» **DIRECTIVE**: Copy out, from the entries below, each line holding the string "vraie".

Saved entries
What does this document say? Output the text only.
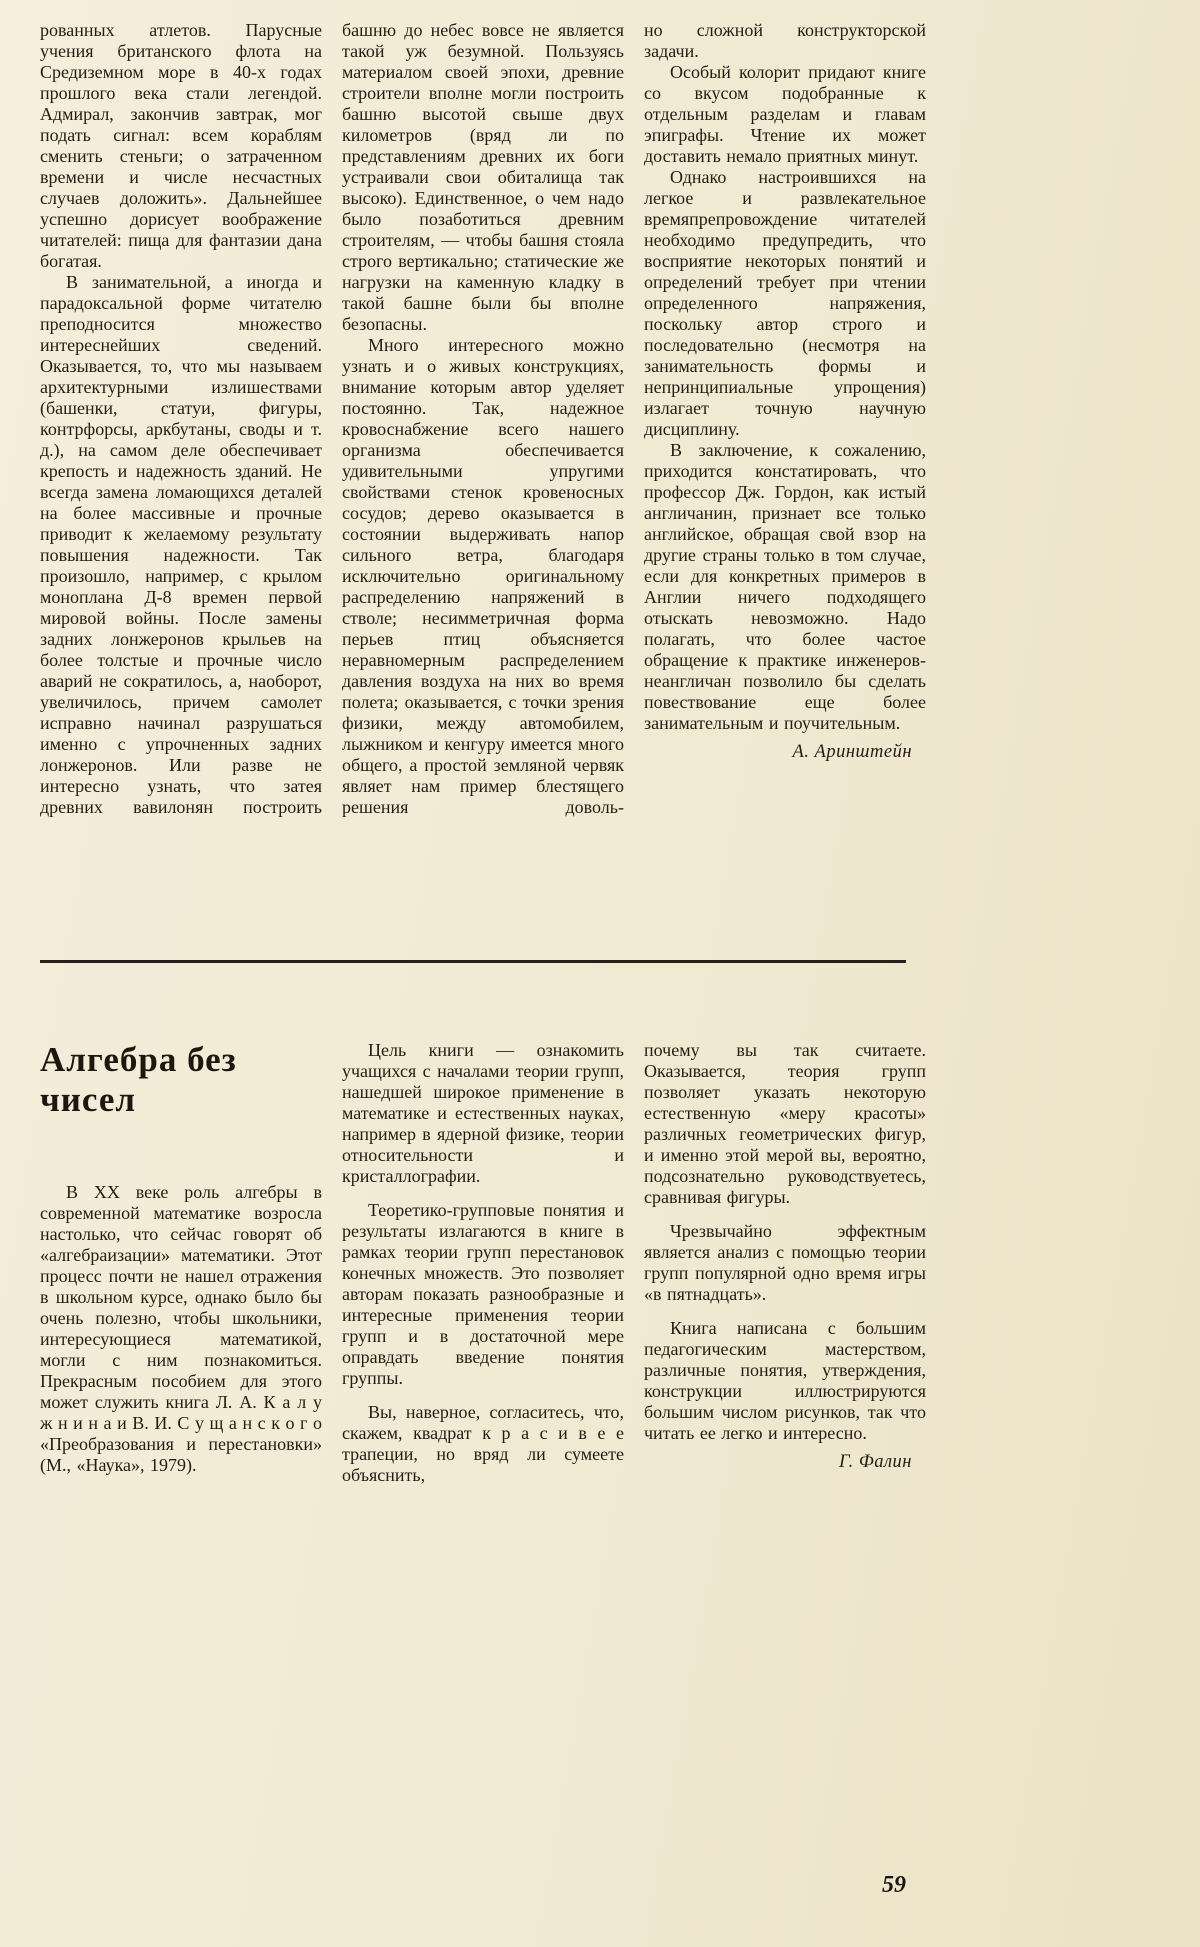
рованных атлетов. Парусные учения британского флота на Средиземном море в 40-х годах прошлого века стали легендой. Адмирал, закончив завтрак, мог подать сигнал: всем кораблям сменить стеньги; о затраченном времени и числе несчастных случаев доложить». Дальнейшее успешно дорисует воображение читателей: пища для фантазии дана богатая.

В занимательной, а иногда и парадоксальной форме читателю преподносится множество интереснейших сведений. Оказывается, то, что мы называем архитектурными излишествами (башенки, статуи, фигуры, контрфорсы, аркбутаны, своды и т. д.), на самом деле обеспечивает крепость и надежность зданий. Не всегда замена ломающихся деталей на более массивные и прочные приводит к желаемому результату повышения надежности. Так произошло, например, с крылом моноплана Д-8 времен первой мировой войны. После замены задних лонжеронов крыльев на более толстые и прочные число аварий не сократилось, а, наоборот, увеличилось, причем самолет исправно начинал разрушаться именно с упрочненных задних лонжеронов. Или разве не интересно узнать, что затея древних вавилонян построить

башню до небес вовсе не является такой уж безумной. Пользуясь материалом своей эпохи, древние строители вполне могли построить башню высотой свыше двух километров (вряд ли по представлениям древних их боги устраивали свои обиталища так высоко). Единственное, о чем надо было позаботиться древним строителям, — чтобы башня стояла строго вертикально; статические же нагрузки на каменную кладку в такой башне были бы вполне безопасны.

Много интересного можно узнать и о живых конструкциях, внимание которым автор уделяет постоянно. Так, надежное кровоснабжение всего нашего организма обеспечивается удивительными упругими свойствами стенок кровеносных сосудов; дерево оказывается в состоянии выдерживать напор сильного ветра, благодаря исключительно оригинальному распределению напряжений в стволе; несимметричная форма перьев птиц объясняется неравномерным распределением давления воздуха на них во время полета; оказывается, с точки зрения физики, между автомобилем, лыжником и кенгуру имеется много общего, а простой земляной червяк являет нам пример блестящего решения доволь-

но сложной конструкторской задачи.

Особый колорит придают книге со вкусом подобранные к отдельным разделам и главам эпиграфы. Чтение их может доставить немало приятных минут.

Однако настроившихся на легкое и развлекательное времяпрепровождение читателей необходимо предупредить, что восприятие некоторых понятий и определений требует при чтении определенного напряжения, поскольку автор строго и последовательно (несмотря на занимательность формы и непринципиальные упрощения) излагает точную научную дисциплину.

В заключение, к сожалению, приходится констатировать, что профессор Дж. Гордон, как истый англичанин, признает все только английское, обращая свой взор на другие страны только в том случае, если для конкретных примеров в Англии ничего подходящего отыскать невозможно. Надо полагать, что более частое обращение к практике инженеров-неангличан позволило бы сделать повествование еще более занимательным и поучительным.

А. Аринштейн

Алгебра без чисел

В XX веке роль алгебры в современной математике возросла настолько, что сейчас говорят об «алгебраизации» математики. Этот процесс почти не нашел отражения в школьном курсе, однако было бы очень полезно, чтобы школьники, интересующиеся математикой, могли с ним познакомиться. Прекрасным пособием для этого может служить книга Л. А. К а л у ж н и н а и В. И. С у щ а н с к о г о «Преобразования и перестановки» (М., «Наука», 1979).

Цель книги — ознакомить учащихся с началами теории групп, нашедшей широкое применение в математике и естественных науках, например в ядерной физике, теории относительности и кристаллографии.

Теоретико-групповые понятия и результаты излагаются в книге в рамках теории групп перестановок конечных множеств. Это позволяет авторам показать разнообразные и интересные применения теории групп и в достаточной мере оправдать введение понятия группы.

Вы, наверное, согласитесь, что, скажем, квадрат к р а с и в е е трапеции, но вряд ли сумеете объяснить,

почему вы так считаете. Оказывается, теория групп позволяет указать некоторую естественную «меру красоты» различных геометрических фигур, и именно этой мерой вы, вероятно, подсознательно руководствуетесь, сравнивая фигуры.

Чрезвычайно эффектным является анализ с помощью теории групп популярной одно время игры «в пятнадцать».

Книга написана с большим педагогическим мастерством, различные понятия, утверждения, конструкции иллюстрируются большим числом рисунков, так что читать ее легко и интересно.

Г. Фалин

59
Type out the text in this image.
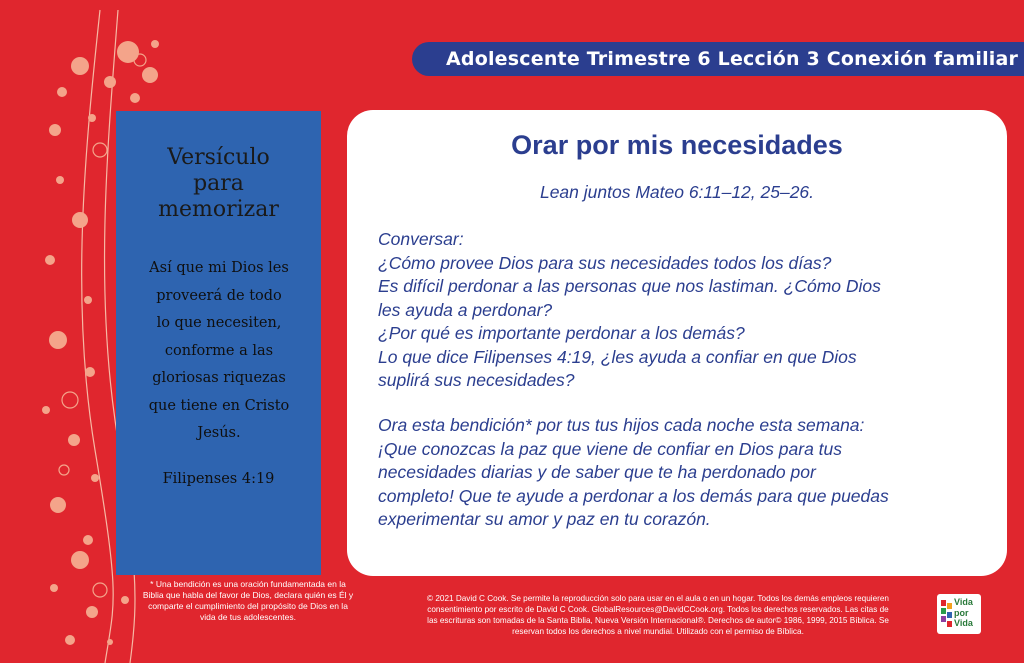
Adolescente Trimestre 6 Lección 3 Conexión familiar
Versículo
para
memorizar
Así que mi Dios les
proveerá de todo
lo que necesiten,
conforme a las
gloriosas riquezas
que tiene en Cristo
Jesús.
Filipenses 4:19
* Una bendición es una oración fundamentada en la
Biblia que habla del favor de Dios, declara quién es Él y
comparte el cumplimiento del propósito de Dios en la
vida de tus adolescentes.
Orar por mis necesidades
Lean juntos Mateo 6:11–12, 25–26.

Conversar:

¿Cómo provee Dios para sus necesidades todos los días?

Es difícil perdonar a las personas que nos lastiman. ¿Cómo Dios

les ayuda a perdonar?

¿Por qué es importante perdonar a los demás?

Lo que dice Filipenses 4:19, ¿les ayuda a confiar en que Dios

suplirá sus necesidades?

Ora esta bendición* por tus tus hijos cada noche esta semana:

¡Que conozcas la paz que viene de confiar en Dios para tus

necesidades diarias y de saber que te ha perdonado por

completo! Que te ayude a perdonar a los demás para que puedas

experimentar su amor y paz en tu corazón.

© 2021 David C Cook. Se permite la reproducción solo para usar en el aula o en un hogar. Todos los demás empleos requieren
consentimiento por escrito de David C Cook. GlobalResources@DavidCCook.org. Todos los derechos reservados. Las citas de
las escrituras son tomadas de la Santa Biblia, Nueva Versión Internacional®. Derechos de autor© 1986, 1999, 2015 Bíblica. Se
reservan todos los derechos a nivel mundial. Utilizado con el permiso de Bíblica.
Vida
por
Vida
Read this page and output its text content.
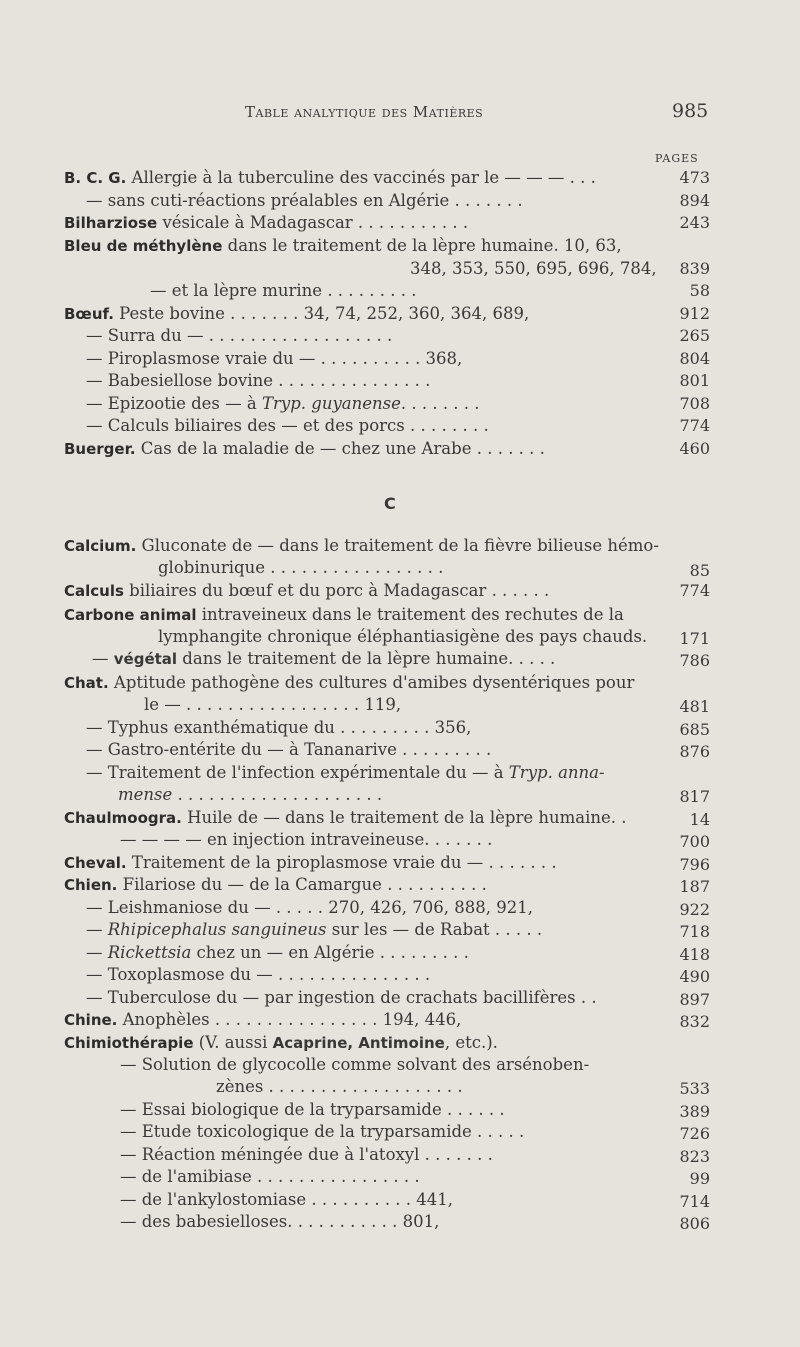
Table analytique des Matières	985
PAGES
B. C. G. Allergie à la tuberculine des vaccinés par le — — — . . .	473
— sans cuti-réactions préalables en Algérie . . . . . . .	894
Bilharziose vésicale à Madagascar . . . . . . . . . . .	243
Bleu de méthylène dans le traitement de la lèpre humaine. 10, 63,
348, 353, 550, 695, 696, 784,	839
— et la lèpre murine . . . . . . . . .	58
Bœuf. Peste bovine . . . . . . . 34, 74, 252, 360, 364, 689,	912
— Surra du — . . . . . . . . . . . . . . . . . .	265
— Piroplasmose vraie du — . . . . . . . . . . 368,	804
— Babesiellose bovine . . . . . . . . . . . . . . .	801
— Epizootie des — à Tryp. guyanense. . . . . . . .	708
— Calculs biliaires des — et des porcs . . . . . . . .	774
Buerger. Cas de la maladie de — chez une Arabe . . . . . . .	460
C
Calcium. Gluconate de — dans le traitement de la fièvre bilieuse hémo-
globinurique . . . . . . . . . . . . . . . . .	85
Calculs biliaires du bœuf et du porc à Madagascar . . . . . .	774
Carbone animal intraveineux dans le traitement des rechutes de la
lymphangite chronique éléphantiasigène des pays chauds.	171
— végétal dans le traitement de la lèpre humaine. . . . .	786
Chat. Aptitude pathogène des cultures d'amibes dysentériques pour
le — . . . . . . . . . . . . . . . . . 119,	481
— Typhus exanthématique du . . . . . . . . . 356,	685
— Gastro-entérite du — à Tananarive . . . . . . . . .	876
— Traitement de l'infection expérimentale du — à Tryp. anna-
mense . . . . . . . . . . . . . . . . . . . .	817
Chaulmoogra. Huile de — dans le traitement de la lèpre humaine. .	14
— — — — en injection intraveineuse. . . . . . .	700
Cheval. Traitement de la piroplasmose vraie du — . . . . . . .	796
Chien. Filariose du — de la Camargue . . . . . . . . . .	187
— Leishmaniose du — . . . . . 270, 426, 706, 888, 921,	922
— Rhipicephalus sanguineus sur les — de Rabat . . . . .	718
— Rickettsia chez un — en Algérie . . . . . . . . .	418
— Toxoplasmose du — . . . . . . . . . . . . . . .	490
— Tuberculose du — par ingestion de crachats bacillifères . .	897
Chine. Anophèles . . . . . . . . . . . . . . . . 194, 446,	832
Chimiothérapie (V. aussi Acaprine, Antimoine, etc.).
— Solution de glycocolle comme solvant des arsénoben-
zènes . . . . . . . . . . . . . . . . . . .	533
— Essai biologique de la tryparsamide . . . . . .	389
— Etude toxicologique de la tryparsamide . . . . .	726
— Réaction méningée due à l'atoxyl . . . . . . .	823
— de l'amibiase . . . . . . . . . . . . . . . .	99
— de l'ankylostomiase . . . . . . . . . . 441,	714
— des babesielloses. . . . . . . . . . . 801,	806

» **SOLUTION TO THIS PROBLEM**:
— Piroplasmose vraie du — . . . . . . . . . . 368,	804
Cheval. Traitement de la piroplasmose vraie du — . . . . . . .	796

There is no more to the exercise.